-- BEGIN EXTRACTED ENTRIES --

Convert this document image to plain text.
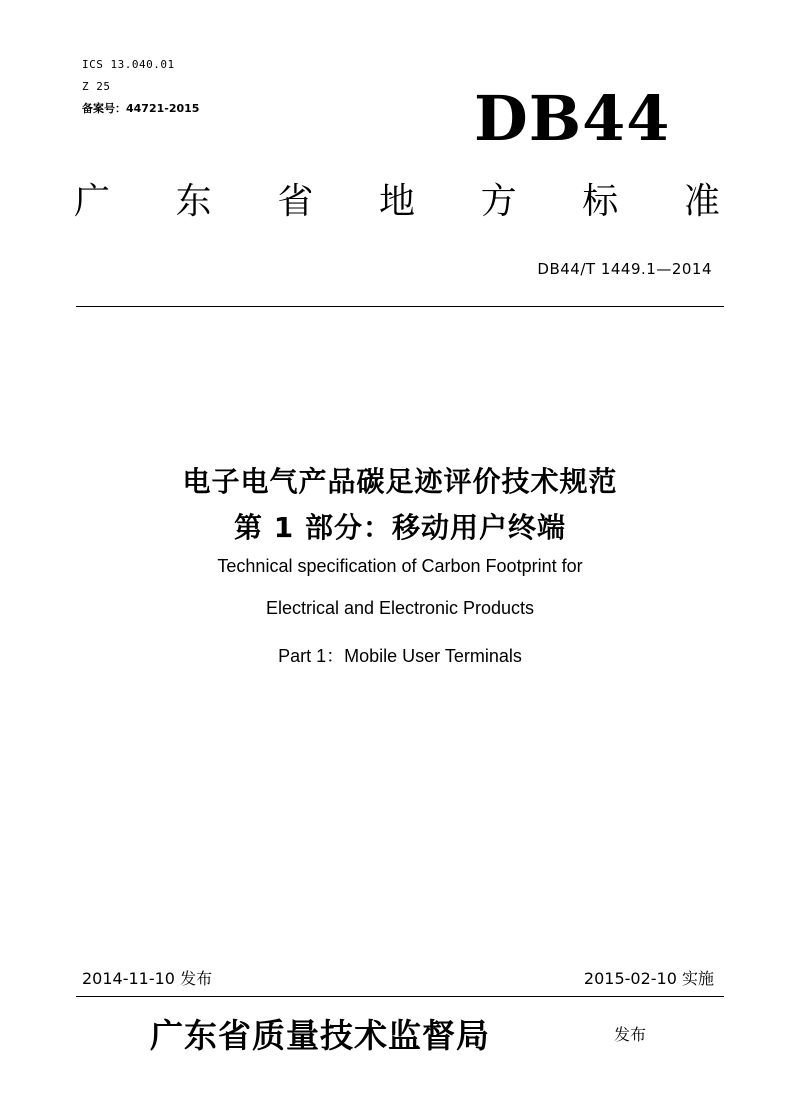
ICS 13.040.01
Z 25
备案号：44721-2015	DB44
广 东 省 地 方 标 准
DB44/T 1449.1—2014
电子电气产品碳足迹评价技术规范
第 1 部分：移动用户终端
Technical specification of Carbon Footprint for
Electrical and Electronic Products
Part 1：Mobile User Terminals
2014-11-10 发布	2015-02-10 实施
广东省质量技术监督局	发布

-- END EXTRACTED ENTRIES --

■ GOAL ■
Restate the whole listing above exactly, please, omitting every image.

■ THE REPLY ■
Convert this document image to plain text.
ICS 13.040.01
Z 25
备案号：44721-2015	DB44
广 东 省 地 方 标 准
DB44/T 1449.1—2014
电子电气产品碳足迹评价技术规范
第 1 部分：移动用户终端
Technical specification of Carbon Footprint for
Electrical and Electronic Products
Part 1：Mobile User Terminals
2014-11-10 发布	2015-02-10 实施
广东省质量技术监督局	发布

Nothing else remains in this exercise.